> _What you should do_
Lift every line from the entries that includes the word "these".
** BEGIN The input **
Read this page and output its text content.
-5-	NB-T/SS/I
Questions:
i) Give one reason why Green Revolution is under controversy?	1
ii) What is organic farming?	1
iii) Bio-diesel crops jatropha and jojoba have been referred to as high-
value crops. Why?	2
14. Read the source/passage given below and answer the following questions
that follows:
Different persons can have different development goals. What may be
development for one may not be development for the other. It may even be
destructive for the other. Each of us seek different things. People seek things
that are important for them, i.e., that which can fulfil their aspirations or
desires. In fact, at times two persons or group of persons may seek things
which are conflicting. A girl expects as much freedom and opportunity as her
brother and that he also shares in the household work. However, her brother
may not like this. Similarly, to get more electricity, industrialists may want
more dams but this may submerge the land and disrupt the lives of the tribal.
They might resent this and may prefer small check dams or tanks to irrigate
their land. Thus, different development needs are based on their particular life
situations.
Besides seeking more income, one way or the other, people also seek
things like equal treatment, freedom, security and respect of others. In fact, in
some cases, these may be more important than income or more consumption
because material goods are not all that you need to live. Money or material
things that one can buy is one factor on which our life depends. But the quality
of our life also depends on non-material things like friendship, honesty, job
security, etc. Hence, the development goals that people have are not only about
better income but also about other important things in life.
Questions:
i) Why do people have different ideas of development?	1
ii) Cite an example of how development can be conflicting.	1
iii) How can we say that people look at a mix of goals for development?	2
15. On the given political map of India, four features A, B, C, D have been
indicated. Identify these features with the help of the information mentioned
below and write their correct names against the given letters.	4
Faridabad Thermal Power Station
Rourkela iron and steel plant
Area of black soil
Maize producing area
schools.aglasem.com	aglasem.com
** END The input **
> _Response below_
some cases, these may be more important than income or more consumption
indicated. Identify these features with the help of the information mentioned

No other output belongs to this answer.